(Raw records)
>> Start

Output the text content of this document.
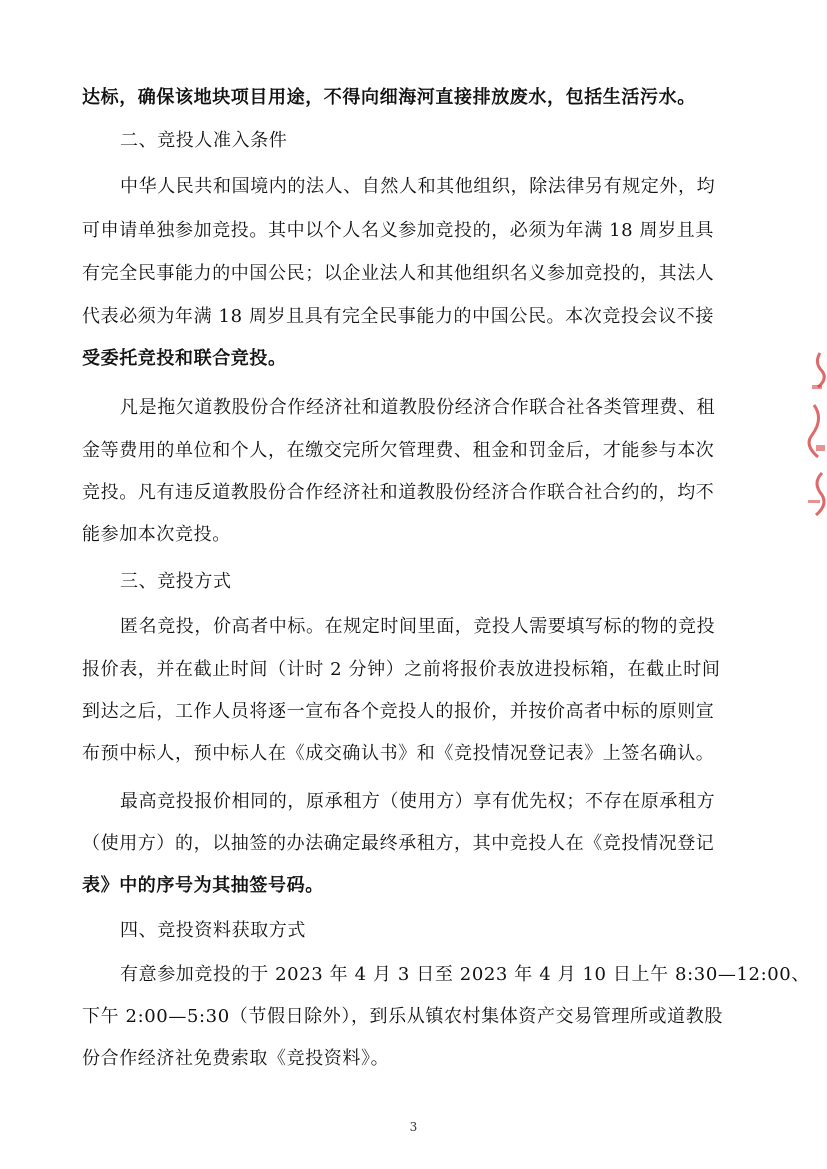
达标，确保该地块项目用途，不得向细海河直接排放废水，包括生活污水。
二、竞投人准入条件
中华人民共和国境内的法人、自然人和其他组织，除法律另有规定外，均
可申请单独参加竞投。其中以个人名义参加竞投的，必须为年满 18 周岁且具
有完全民事能力的中国公民；以企业法人和其他组织名义参加竞投的，其法人
代表必须为年满 18 周岁且具有完全民事能力的中国公民。本次竞投会议不接
受委托竞投和联合竞投。
凡是拖欠道教股份合作经济社和道教股份经济合作联合社各类管理费、租
金等费用的单位和个人，在缴交完所欠管理费、租金和罚金后，才能参与本次
竞投。凡有违反道教股份合作经济社和道教股份经济合作联合社合约的，均不
能参加本次竞投。
三、竞投方式
匿名竞投，价高者中标。在规定时间里面，竞投人需要填写标的物的竞投
报价表，并在截止时间（计时 2 分钟）之前将报价表放进投标箱，在截止时间
到达之后，工作人员将逐一宣布各个竞投人的报价，并按价高者中标的原则宣
布预中标人，预中标人在《成交确认书》和《竞投情况登记表》上签名确认。
最高竞投报价相同的，原承租方（使用方）享有优先权；不存在原承租方
（使用方）的，以抽签的办法确定最终承租方，其中竞投人在《竞投情况登记
表》中的序号为其抽签号码。
四、竞投资料获取方式
有意参加竞投的于 2023 年 4 月 3 日至 2023 年 4 月 10 日上午 8:30—12:00、
下午 2:00—5:30（节假日除外），到乐从镇农村集体资产交易管理所或道教股
份合作经济社免费索取《竞投资料》。
3
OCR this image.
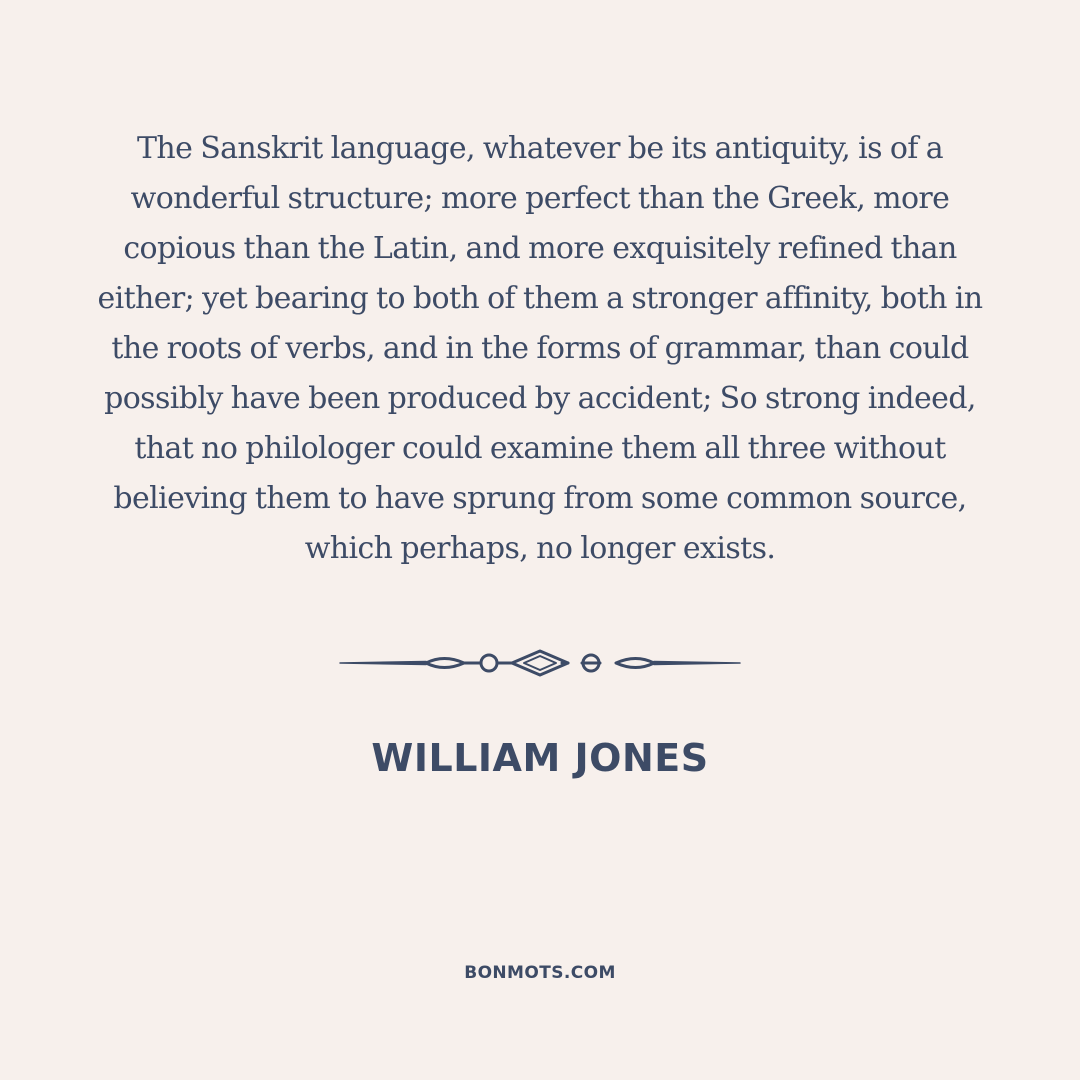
The Sanskrit language, whatever be its antiquity, is of a wonderful structure; more perfect than the Greek, more copious than the Latin, and more exquisitely refined than either; yet bearing to both of them a stronger affinity, both in the roots of verbs, and in the forms of grammar, than could possibly have been produced by accident; So strong indeed, that no philologer could examine them all three without believing them to have sprung from some common source, which perhaps, no longer exists.

WILLIAM JONES
BONMOTS.COM
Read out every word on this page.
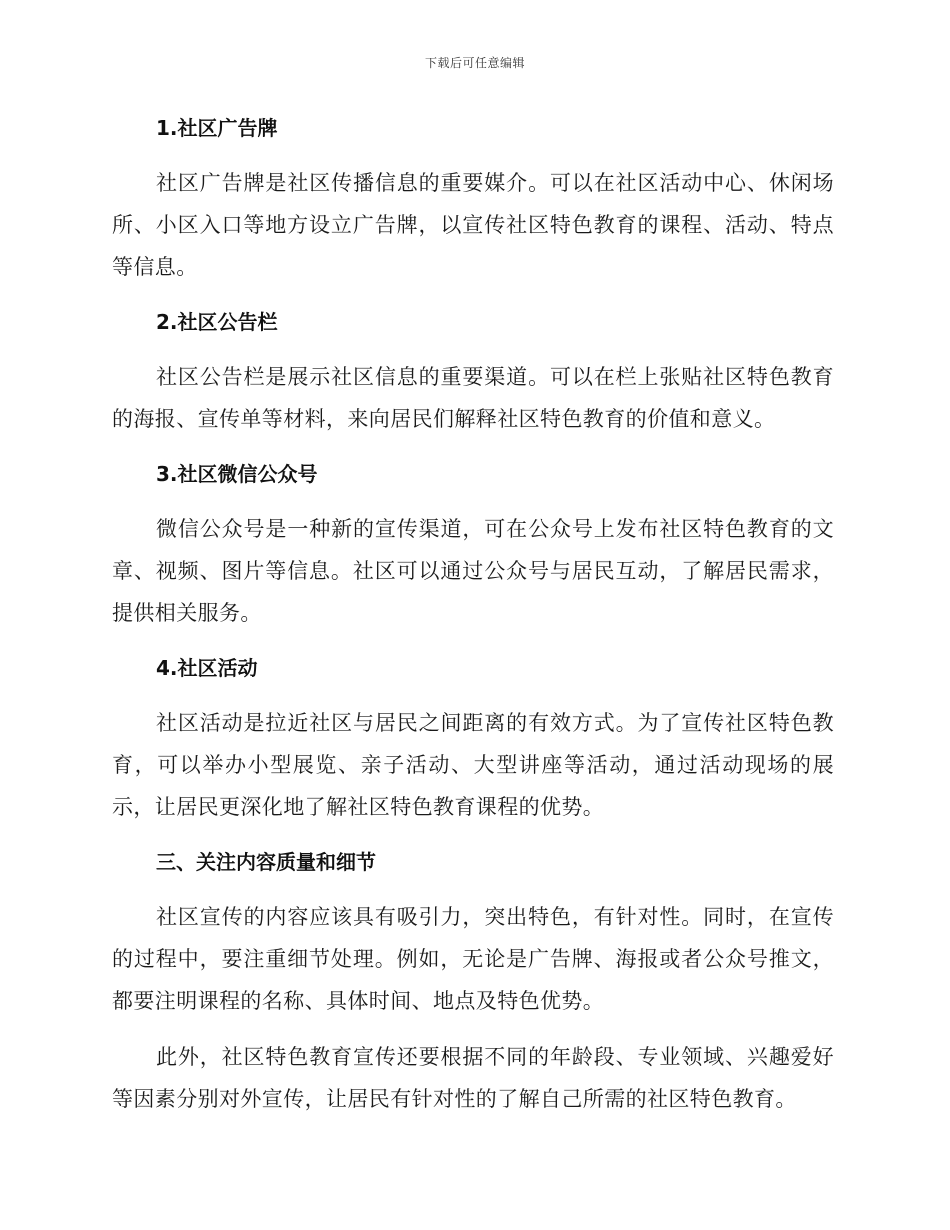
下载后可任意编辑
1.社区广告牌

社区广告牌是社区传播信息的重要媒介。可以在社区活动中心、休闲场所、小区入口等地方设立广告牌，以宣传社区特色教育的课程、活动、特点等信息。

2.社区公告栏

社区公告栏是展示社区信息的重要渠道。可以在栏上张贴社区特色教育的海报、宣传单等材料，来向居民们解释社区特色教育的价值和意义。

3.社区微信公众号

微信公众号是一种新的宣传渠道，可在公众号上发布社区特色教育的文章、视频、图片等信息。社区可以通过公众号与居民互动，了解居民需求，提供相关服务。

4.社区活动

社区活动是拉近社区与居民之间距离的有效方式。为了宣传社区特色教育，可以举办小型展览、亲子活动、大型讲座等活动，通过活动现场的展示，让居民更深化地了解社区特色教育课程的优势。

三、关注内容质量和细节

社区宣传的内容应该具有吸引力，突出特色，有针对性。同时，在宣传的过程中，要注重细节处理。例如，无论是广告牌、海报或者公众号推文，都要注明课程的名称、具体时间、地点及特色优势。

此外，社区特色教育宣传还要根据不同的年龄段、专业领域、兴趣爱好等因素分别对外宣传，让居民有针对性的了解自己所需的社区特色教育。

>> End

INSTRUCTIONS TO FOLLOW
Every line that holds the word "this" should be extracted.

TASK ANSWER
Output the text content of this document.
OCR this image.
Read out every word on this page.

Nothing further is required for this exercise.